WHAT YOU NEED TO DO: Each line containing the word "TradingView" must be reported.
■ ■ ■ ■ ■
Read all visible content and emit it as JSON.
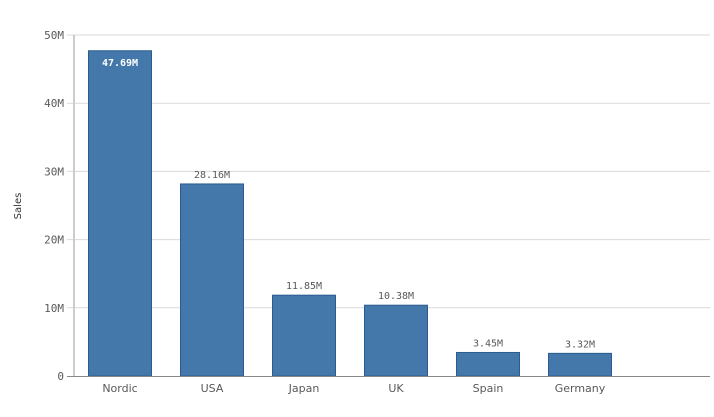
{
  "chart_data": {
    "type": "bar",
    "title": "",
    "xlabel": "",
    "ylabel": "Sales",
    "categories": [
      "Nordic",
      "USA",
      "Japan",
      "UK",
      "Spain",
      "Germany"
    ],
    "values": [
      47.69,
      28.16,
      11.85,
      10.38,
      3.45,
      3.32
    ],
    "value_labels": [
      "47.69M",
      "28.16M",
      "11.85M",
      "10.38M",
      "3.45M",
      "3.32M"
    ],
    "unit": "M",
    "ylim": [
      0,
      50
    ],
    "yticks": [
      0,
      10,
      20,
      30,
      40,
      50
    ],
    "ytick_labels": [
      "0",
      "10M",
      "20M",
      "30M",
      "40M",
      "50M"
    ],
    "grid": true,
    "bar_color": "#4477aa",
    "bar_edge_color": "#2b5c91"
  }
}
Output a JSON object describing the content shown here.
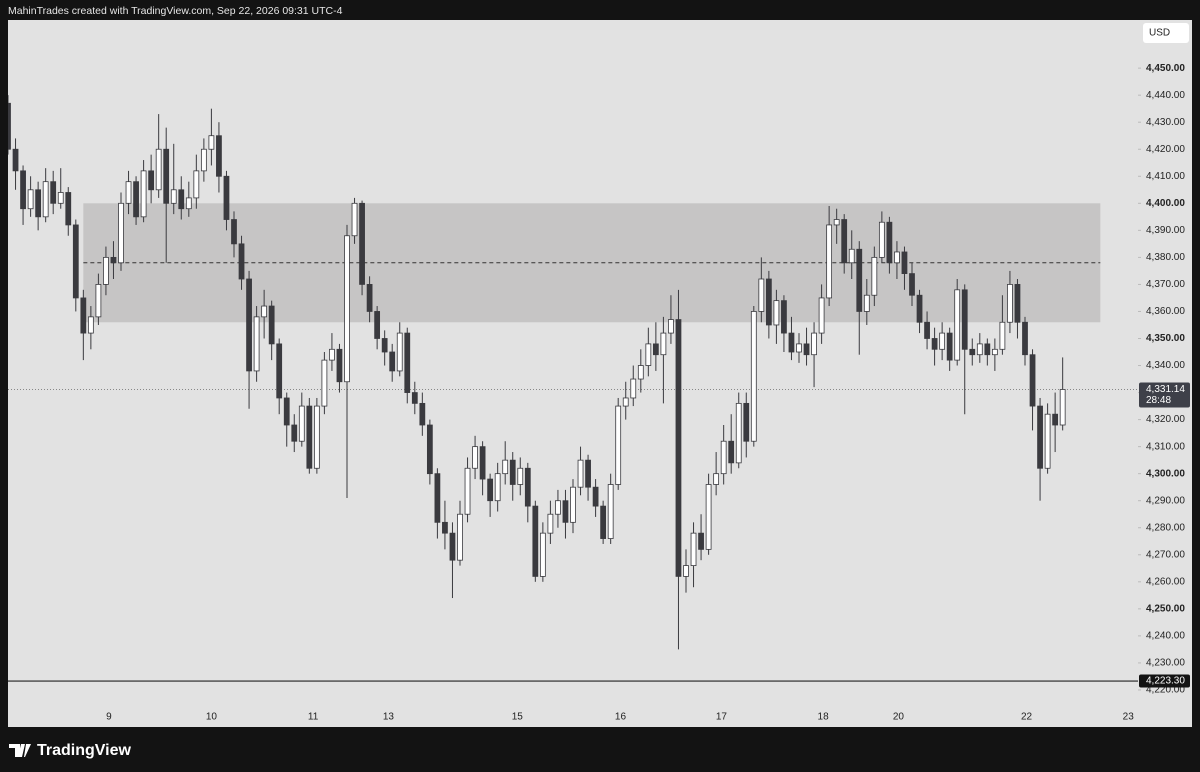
{
  "header": "MahinTrades created with TradingView.com, Sep 22, 2026 09:31 UTC-4",
  "footer": "TradingView",
  "chart_data": {
    "type": "candlestick",
    "currency": "USD",
    "xlim": [
      0,
      150
    ],
    "ylim": [
      4206.3,
      4467.8
    ],
    "xticks": [
      {
        "value": 13.4,
        "label": "9"
      },
      {
        "value": 27,
        "label": "10"
      },
      {
        "value": 40.5,
        "label": "11"
      },
      {
        "value": 50.5,
        "label": "13"
      },
      {
        "value": 67.6,
        "label": "15"
      },
      {
        "value": 81.3,
        "label": "16"
      },
      {
        "value": 94.7,
        "label": "17"
      },
      {
        "value": 108.2,
        "label": "18"
      },
      {
        "value": 118.2,
        "label": "20"
      },
      {
        "value": 135.2,
        "label": "22"
      },
      {
        "value": 148.7,
        "label": "23"
      }
    ],
    "yticks": [
      {
        "value": 4220,
        "label": "4,220.00"
      },
      {
        "value": 4230,
        "label": "4,230.00"
      },
      {
        "value": 4240,
        "label": "4,240.00"
      },
      {
        "value": 4250,
        "label": "4,250.00"
      },
      {
        "value": 4260,
        "label": "4,260.00"
      },
      {
        "value": 4270,
        "label": "4,270.00"
      },
      {
        "value": 4280,
        "label": "4,280.00"
      },
      {
        "value": 4290,
        "label": "4,290.00"
      },
      {
        "value": 4300,
        "label": "4,300.00"
      },
      {
        "value": 4310,
        "label": "4,310.00"
      },
      {
        "value": 4320,
        "label": "4,320.00"
      },
      {
        "value": 4330,
        "label": "4,330.00"
      },
      {
        "value": 4340,
        "label": "4,340.00"
      },
      {
        "value": 4350,
        "label": "4,350.00"
      },
      {
        "value": 4360,
        "label": "4,360.00"
      },
      {
        "value": 4370,
        "label": "4,370.00"
      },
      {
        "value": 4380,
        "label": "4,380.00"
      },
      {
        "value": 4390,
        "label": "4,390.00"
      },
      {
        "value": 4400,
        "label": "4,400.00"
      },
      {
        "value": 4410,
        "label": "4,410.00"
      },
      {
        "value": 4420,
        "label": "4,420.00"
      },
      {
        "value": 4430,
        "label": "4,430.00"
      },
      {
        "value": 4440,
        "label": "4,440.00"
      },
      {
        "value": 4450,
        "label": "4,450.00"
      }
    ],
    "up_color": "#ffffff",
    "down_color": "#3a3a3f",
    "zone": {
      "top": 4400,
      "bottom": 4356,
      "mid": 4378,
      "start": 10,
      "end": 145,
      "color": "#c6c5c5"
    },
    "last_price": {
      "value": 4331.14,
      "label": "4,331.14",
      "countdown": "28:48"
    },
    "level": {
      "value": 4223.3,
      "label": "4,223.30"
    },
    "x": [
      0,
      1,
      2,
      3,
      4,
      5,
      6,
      7,
      8,
      9,
      10,
      11,
      12,
      13,
      14,
      15,
      16,
      17,
      18,
      19,
      20,
      21,
      22,
      23,
      24,
      25,
      26,
      27,
      28,
      29,
      30,
      31,
      32,
      33,
      34,
      35,
      36,
      37,
      38,
      39,
      40,
      41,
      42,
      43,
      44,
      45,
      46,
      47,
      48,
      49,
      50,
      51,
      52,
      53,
      54,
      55,
      56,
      57,
      58,
      59,
      60,
      61,
      62,
      63,
      64,
      65,
      66,
      67,
      68,
      69,
      70,
      71,
      72,
      73,
      74,
      75,
      76,
      77,
      78,
      79,
      80,
      81,
      82,
      83,
      84,
      85,
      86,
      87,
      88,
      89,
      90,
      91,
      92,
      93,
      94,
      95,
      96,
      97,
      98,
      99,
      100,
      101,
      102,
      103,
      104,
      105,
      106,
      107,
      108,
      109,
      110,
      111,
      112,
      113,
      114,
      115,
      116,
      117,
      118,
      119,
      120,
      121,
      122,
      123,
      124,
      125,
      126,
      127,
      128,
      129,
      130,
      131,
      132,
      133,
      134,
      135,
      136,
      137,
      138,
      139,
      140
    ],
    "open": [
      4437,
      4420,
      4412,
      4398,
      4405,
      4395,
      4408,
      4400,
      4404,
      4392,
      4365,
      4352,
      4358,
      4370,
      4380,
      4378,
      4400,
      4408,
      4395,
      4412,
      4405,
      4420,
      4400,
      4405,
      4398,
      4402,
      4412,
      4420,
      4425,
      4410,
      4394,
      4385,
      4372,
      4338,
      4358,
      4362,
      4348,
      4328,
      4318,
      4312,
      4325,
      4302,
      4325,
      4342,
      4346,
      4334,
      4388,
      4400,
      4370,
      4360,
      4350,
      4345,
      4338,
      4352,
      4330,
      4326,
      4318,
      4300,
      4282,
      4278,
      4268,
      4285,
      4302,
      4310,
      4298,
      4290,
      4300,
      4305,
      4296,
      4302,
      4288,
      4262,
      4278,
      4285,
      4290,
      4282,
      4295,
      4305,
      4295,
      4288,
      4276,
      4296,
      4325,
      4328,
      4335,
      4340,
      4348,
      4344,
      4352,
      4357,
      4262,
      4266,
      4278,
      4272,
      4296,
      4300,
      4312,
      4304,
      4326,
      4312,
      4360,
      4372,
      4355,
      4364,
      4352,
      4345,
      4348,
      4344,
      4352,
      4365,
      4392,
      4394,
      4378,
      4383,
      4360,
      4366,
      4380,
      4393,
      4378,
      4382,
      4374,
      4366,
      4356,
      4350,
      4346,
      4352,
      4342,
      4368,
      4346,
      4344,
      4348,
      4344,
      4346,
      4356,
      4370,
      4356,
      4344,
      4325,
      4302,
      4322,
      4318
    ],
    "high": [
      4440,
      4424,
      4414,
      4410,
      4408,
      4413,
      4412,
      4413,
      4406,
      4394,
      4368,
      4362,
      4374,
      4384,
      4386,
      4404,
      4412,
      4410,
      4416,
      4418,
      4433,
      4428,
      4422,
      4410,
      4408,
      4418,
      4424,
      4435,
      4430,
      4412,
      4397,
      4388,
      4375,
      4362,
      4368,
      4364,
      4350,
      4330,
      4322,
      4330,
      4328,
      4328,
      4345,
      4352,
      4348,
      4392,
      4402,
      4401,
      4373,
      4362,
      4353,
      4348,
      4356,
      4354,
      4334,
      4330,
      4320,
      4302,
      4290,
      4282,
      4290,
      4306,
      4314,
      4312,
      4300,
      4304,
      4312,
      4308,
      4306,
      4304,
      4290,
      4282,
      4290,
      4294,
      4294,
      4298,
      4310,
      4307,
      4298,
      4290,
      4300,
      4328,
      4334,
      4340,
      4346,
      4354,
      4356,
      4358,
      4366,
      4368,
      4272,
      4282,
      4285,
      4300,
      4308,
      4318,
      4322,
      4330,
      4330,
      4362,
      4380,
      4375,
      4368,
      4366,
      4358,
      4352,
      4354,
      4356,
      4370,
      4399,
      4398,
      4396,
      4390,
      4386,
      4372,
      4384,
      4397,
      4395,
      4386,
      4384,
      4378,
      4368,
      4360,
      4354,
      4356,
      4354,
      4372,
      4370,
      4350,
      4352,
      4350,
      4350,
      4366,
      4375,
      4372,
      4358,
      4346,
      4328,
      4326,
      4330,
      4343
    ],
    "low": [
      4418,
      4405,
      4392,
      4395,
      4390,
      4393,
      4396,
      4398,
      4388,
      4360,
      4342,
      4346,
      4355,
      4366,
      4372,
      4375,
      4396,
      4392,
      4393,
      4400,
      4402,
      4378,
      4396,
      4394,
      4395,
      4398,
      4408,
      4414,
      4404,
      4390,
      4380,
      4368,
      4324,
      4334,
      4350,
      4342,
      4322,
      4310,
      4308,
      4310,
      4300,
      4300,
      4322,
      4338,
      4330,
      4291,
      4385,
      4366,
      4356,
      4346,
      4340,
      4334,
      4336,
      4326,
      4322,
      4314,
      4296,
      4276,
      4272,
      4254,
      4266,
      4282,
      4298,
      4292,
      4284,
      4286,
      4296,
      4290,
      4292,
      4282,
      4260,
      4260,
      4274,
      4280,
      4276,
      4278,
      4292,
      4290,
      4284,
      4274,
      4274,
      4294,
      4320,
      4325,
      4330,
      4336,
      4338,
      4326,
      4348,
      4235,
      4256,
      4258,
      4268,
      4270,
      4292,
      4296,
      4300,
      4302,
      4306,
      4310,
      4356,
      4350,
      4348,
      4345,
      4342,
      4341,
      4340,
      4332,
      4348,
      4362,
      4385,
      4374,
      4372,
      4344,
      4355,
      4362,
      4378,
      4374,
      4372,
      4368,
      4362,
      4352,
      4346,
      4340,
      4342,
      4338,
      4340,
      4322,
      4340,
      4341,
      4340,
      4338,
      4344,
      4352,
      4350,
      4340,
      4316,
      4290,
      4300,
      4308,
      4316
    ],
    "close": [
      4420,
      4412,
      4398,
      4405,
      4395,
      4408,
      4400,
      4404,
      4392,
      4365,
      4352,
      4358,
      4370,
      4380,
      4378,
      4400,
      4408,
      4395,
      4412,
      4405,
      4420,
      4400,
      4405,
      4398,
      4402,
      4412,
      4420,
      4425,
      4410,
      4394,
      4385,
      4372,
      4338,
      4358,
      4362,
      4348,
      4328,
      4318,
      4312,
      4325,
      4302,
      4325,
      4342,
      4346,
      4334,
      4388,
      4400,
      4370,
      4360,
      4350,
      4345,
      4338,
      4352,
      4330,
      4326,
      4318,
      4300,
      4282,
      4278,
      4268,
      4285,
      4302,
      4310,
      4298,
      4290,
      4300,
      4305,
      4296,
      4302,
      4288,
      4262,
      4278,
      4285,
      4290,
      4282,
      4295,
      4305,
      4295,
      4288,
      4276,
      4296,
      4325,
      4328,
      4335,
      4340,
      4348,
      4344,
      4352,
      4357,
      4262,
      4266,
      4278,
      4272,
      4296,
      4300,
      4312,
      4304,
      4326,
      4312,
      4360,
      4372,
      4355,
      4364,
      4352,
      4345,
      4348,
      4344,
      4352,
      4365,
      4392,
      4394,
      4378,
      4383,
      4360,
      4366,
      4380,
      4393,
      4378,
      4382,
      4374,
      4366,
      4356,
      4350,
      4346,
      4352,
      4342,
      4368,
      4346,
      4344,
      4348,
      4344,
      4346,
      4356,
      4370,
      4356,
      4344,
      4325,
      4302,
      4322,
      4318,
      4331.14
    ]
  }
}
■ ■ ■ ■ ■
THE RESPONSE:
  "header": "MahinTrades created with TradingView.com, Sep 22, 2026 09:31 UTC-4",
  "footer": "TradingView",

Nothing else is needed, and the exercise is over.